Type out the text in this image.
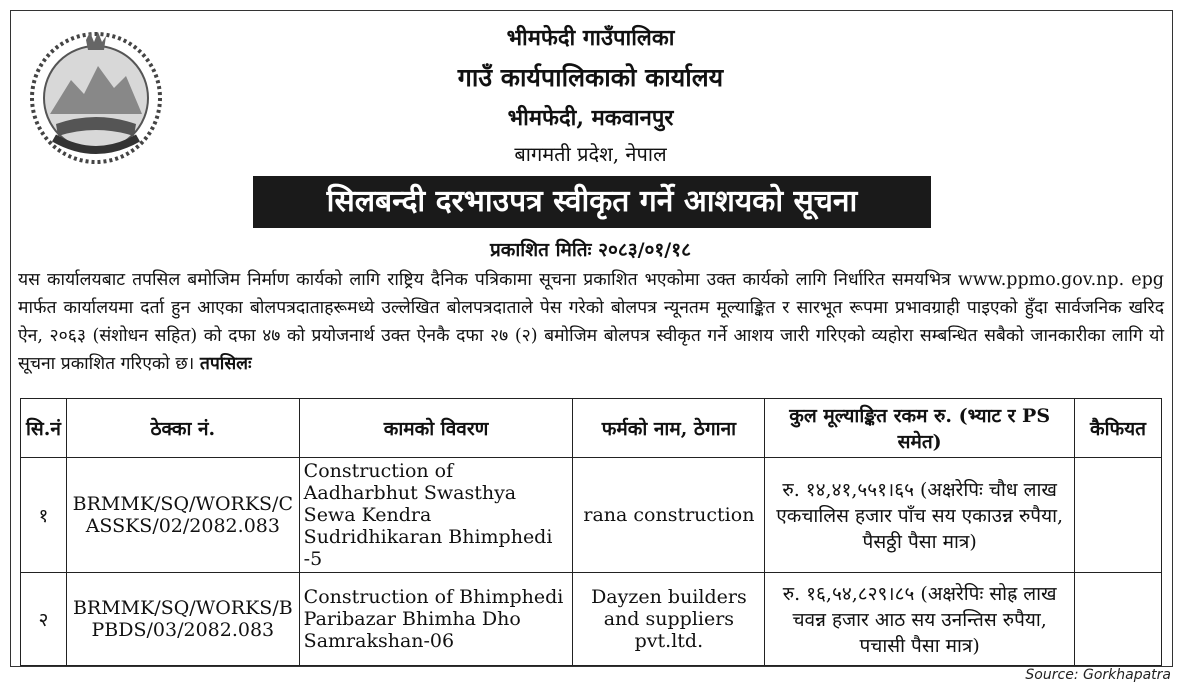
भीमफेदी गाउँपालिका
गाउँ कार्यपालिकाको कार्यालय
भीमफेदी, मकवानपुर
बागमती प्रदेश, नेपाल
सिलबन्दी दरभाउपत्र स्वीकृत गर्ने आशयको सूचना
प्रकाशित मितिः २०८३/०१/१८
यस कार्यालयबाट तपसिल बमोजिम निर्माण कार्यको लागि राष्ट्रिय दैनिक पत्रिकामा सूचना प्रकाशित भएकोमा उक्त कार्यको लागि निर्धारित समयभित्र www.ppmo.gov.np. epg मार्फत कार्यालयमा दर्ता हुन आएका बोलपत्रदाताहरूमध्ये उल्लेखित बोलपत्रदाताले पेस गरेको बोलपत्र न्यूनतम मूल्याङ्कित र सारभूत रूपमा प्रभावग्राही पाइएको हुँदा सार्वजनिक खरिद ऐन, २०६३ (संशोधन सहित) को दफा ४७ को प्रयोजनार्थ उक्त ऐनकै दफा २७ (२) बमोजिम बोलपत्र स्वीकृत गर्ने आशय जारी गरिएको व्यहोरा सम्बन्धित सबैको जानकारीका लागि यो सूचना प्रकाशित गरिएको छ। तपसिलः
सि.नं	ठेक्का नं.	कामको विवरण	फर्मको नाम, ठेगाना	कुल मूल्याङ्कित रकम रु. (भ्याट र PS समेत)	कैफियत
१	BRMMK/SQ/WORKS/CASSKS/02/2082.083	Construction of Aadharbhut Swasthya Sewa Kendra Sudridhikaran Bhimphedi -5	rana construction	रु. १४,४१,५५१।६५ (अक्षरेपिः चौध लाख एकचालिस हजार पाँच सय एकाउन्न रुपैया, पैसठ्ठी पैसा मात्र)	
२	BRMMK/SQ/WORKS/BPBDS/03/2082.083	Construction of Bhimphedi Paribazar Bhimha Dho Samrakshan-06	Dayzen builders and suppliers pvt.ltd.	रु. १६,५४,८२९।८५ (अक्षरेपिः सोह्र लाख चवन्न हजार आठ सय उनन्तिस रुपैया, पचासी पैसा मात्र)	
Source: Gorkhapatra
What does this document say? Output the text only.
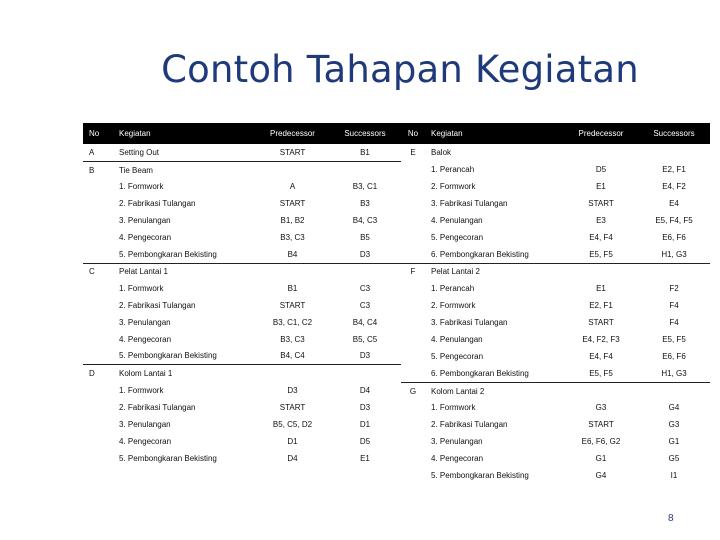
Contoh Tahapan Kegiatan
No	Kegiatan	Predecessor	Successors	No	Kegiatan	Predecessor	Successors
A	Setting Out	START	B1	E	Balok		
B	Tie Beam				1. Perancah	D5	E2, F1
	1. Formwork	A	B3, C1		2. Formwork	E1	E4, F2
	2. Fabrikasi Tulangan	START	B3		3. Fabrikasi Tulangan	START	E4
	3. Penulangan	B1, B2	B4, C3		4. Penulangan	E3	E5, F4, F5
	4. Pengecoran	B3, C3	B5		5. Pengecoran	E4, F4	E6, F6
	5. Pembongkaran Bekisting	B4	D3		6. Pembongkaran Bekisting	E5, F5	H1, G3
C	Pelat Lantai 1			F	Pelat Lantai 2		
	1. Formwork	B1	C3		1. Perancah	E1	F2
	2. Fabrikasi Tulangan	START	C3		2. Formwork	E2, F1	F4
	3. Penulangan	B3, C1, C2	B4, C4		3. Fabrikasi Tulangan	START	F4
	4. Pengecoran	B3, C3	B5, C5		4. Penulangan	E4, F2, F3	E5, F5
	5. Pembongkaran Bekisting	B4, C4	D3		5. Pengecoran	E4, F4	E6, F6
D	Kolom Lantai 1				6. Pembongkaran Bekisting	E5, F5	H1, G3
	1. Formwork	D3	D4	G	Kolom Lantai 2		
	2. Fabrikasi Tulangan	START	D3		1. Formwork	G3	G4
	3. Penulangan	B5, C5, D2	D1		2. Fabrikasi Tulangan	START	G3
	4. Pengecoran	D1	D5		3. Penulangan	E6, F6, G2	G1
	5. Pembongkaran Bekisting	D4	E1		4. Pengecoran	G1	G5
					5. Pembongkaran Bekisting	G4	I1
8
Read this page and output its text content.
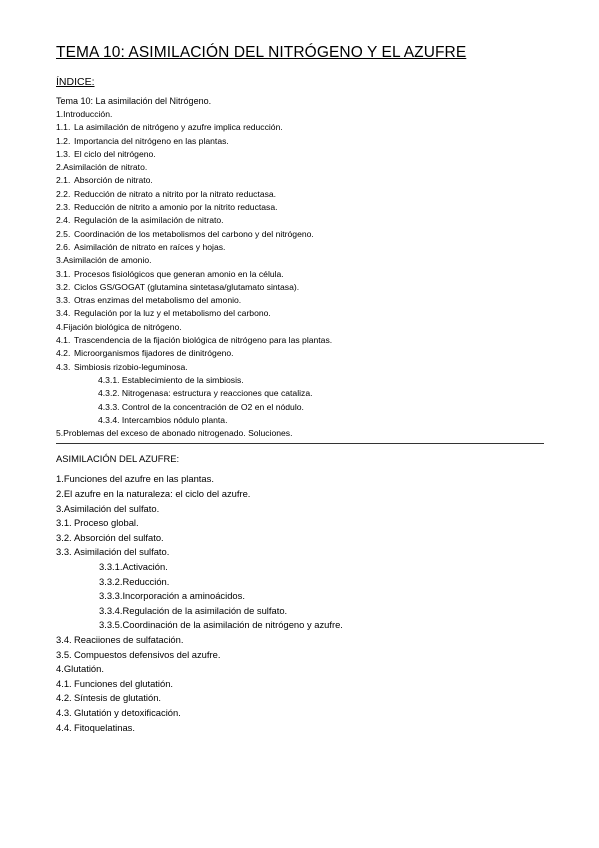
TEMA 10: ASIMILACIÓN DEL NITRÓGENO Y EL AZUFRE
ÍNDICE:
Tema 10: La asimilación del Nitrógeno.
1.Introducción.
1.1. La asimilación de nitrógeno y azufre implica reducción.
1.2. Importancia del nitrógeno en las plantas.
1.3. El ciclo del nitrógeno.
2.Asimilación de nitrato.
2.1. Absorción de nitrato.
2.2. Reducción de nitrato a nitrito por la nitrato reductasa.
2.3. Reducción de nitrito a amonio por la nitrito reductasa.
2.4. Regulación de la asimilación de nitrato.
2.5. Coordinación de los metabolismos del carbono y del nitrógeno.
2.6. Asimilación de nitrato en raíces y hojas.
3.Asimilación de amonio.
3.1. Procesos fisiológicos que generan amonio en la célula.
3.2. Ciclos GS/GOGAT (glutamina sintetasa/glutamato sintasa).
3.3. Otras enzimas del metabolismo del amonio.
3.4. Regulación por la luz y el metabolismo del carbono.
4.Fijación biológica de nitrógeno.
4.1. Trascendencia de la fijación biológica de nitrógeno para las plantas.
4.2. Microorganismos fijadores de dinitrógeno.
4.3. Simbiosis rizobio-leguminosa.
4.3.1. Establecimiento de la simbiosis.
4.3.2. Nitrogenasa: estructura y reacciones que cataliza.
4.3.3. Control de la concentración de O2 en el nódulo.
4.3.4. Intercambios nódulo planta.
5.Problemas del exceso de abonado nitrogenado. Soluciones.
ASIMILACIÓN DEL AZUFRE:
1.Funciones del azufre en las plantas.
2.El azufre en la naturaleza: el ciclo del azufre.
3.Asimilación del sulfato.
3.1. Proceso global.
3.2. Absorción del sulfato.
3.3. Asimilación del sulfato.
3.3.1.Activación.
3.3.2.Reducción.
3.3.3.Incorporación a aminoácidos.
3.3.4.Regulación de la asimilación de sulfato.
3.3.5.Coordinación de la asimilación de nitrógeno y azufre.
3.4. Reaciiones de sulfatación.
3.5. Compuestos defensivos del azufre.
4.Glutatión.
4.1. Funciones del glutatión.
4.2. Síntesis de glutatión.
4.3. Glutatión y detoxificación.
4.4. Fitoquelatinas.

☆ ☆ ☆ ☆ ☆

Report only the number of lines in the data above that contain "nitrito".

**ANSWER TO THIS EXERCISE:** 2